_DIRECTIVE_. Each record must be retyped in full. No character may differ.

_MATERIAL PROVIDED_.
....
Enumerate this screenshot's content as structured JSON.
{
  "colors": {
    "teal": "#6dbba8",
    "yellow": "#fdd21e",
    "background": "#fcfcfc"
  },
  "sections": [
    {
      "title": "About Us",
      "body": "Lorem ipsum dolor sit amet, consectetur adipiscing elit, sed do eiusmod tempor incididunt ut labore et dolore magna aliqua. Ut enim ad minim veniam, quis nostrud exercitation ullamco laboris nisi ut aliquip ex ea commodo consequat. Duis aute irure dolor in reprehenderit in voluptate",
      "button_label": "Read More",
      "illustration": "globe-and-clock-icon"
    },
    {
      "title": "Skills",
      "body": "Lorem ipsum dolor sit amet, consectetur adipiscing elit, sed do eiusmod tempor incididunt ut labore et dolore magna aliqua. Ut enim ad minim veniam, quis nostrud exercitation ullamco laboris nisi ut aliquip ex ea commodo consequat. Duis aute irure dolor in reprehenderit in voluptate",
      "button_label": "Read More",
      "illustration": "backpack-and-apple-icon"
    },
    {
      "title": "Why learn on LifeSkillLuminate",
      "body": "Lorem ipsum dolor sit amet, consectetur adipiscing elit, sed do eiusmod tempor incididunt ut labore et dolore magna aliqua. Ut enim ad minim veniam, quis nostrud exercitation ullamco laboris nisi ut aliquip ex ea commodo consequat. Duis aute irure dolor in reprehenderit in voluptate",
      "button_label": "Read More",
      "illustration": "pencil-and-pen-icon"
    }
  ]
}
....
_RESPONSE TO THE EXERCISE_.
Enumerate this screenshot's content as structured JSON.
{
  "colors": {
    "teal": "#6dbba8",
    "yellow": "#fdd21e",
    "background": "#fcfcfc"
  },
  "sections": [
    {
      "title": "About Us",
      "body": "Lorem ipsum dolor sit amet, consectetur adipiscing elit, sed do eiusmod tempor incididunt ut labore et dolore magna aliqua. Ut enim ad minim veniam, quis nostrud exercitation ullamco laboris nisi ut aliquip ex ea commodo consequat. Duis aute irure dolor in reprehenderit in voluptate",
      "button_label": "Read More",
      "illustration": "globe-and-clock-icon"
    },
    {
      "title": "Skills",
      "body": "Lorem ipsum dolor sit amet, consectetur adipiscing elit, sed do eiusmod tempor incididunt ut labore et dolore magna aliqua. Ut enim ad minim veniam, quis nostrud exercitation ullamco laboris nisi ut aliquip ex ea commodo consequat. Duis aute irure dolor in reprehenderit in voluptate",
      "button_label": "Read More",
      "illustration": "backpack-and-apple-icon"
    },
    {
      "title": "Why learn on LifeSkillLuminate",
      "body": "Lorem ipsum dolor sit amet, consectetur adipiscing elit, sed do eiusmod tempor incididunt ut labore et dolore magna aliqua. Ut enim ad minim veniam, quis nostrud exercitation ullamco laboris nisi ut aliquip ex ea commodo consequat. Duis aute irure dolor in reprehenderit in voluptate",
      "button_label": "Read More",
      "illustration": "pencil-and-pen-icon"
    }
  ]
}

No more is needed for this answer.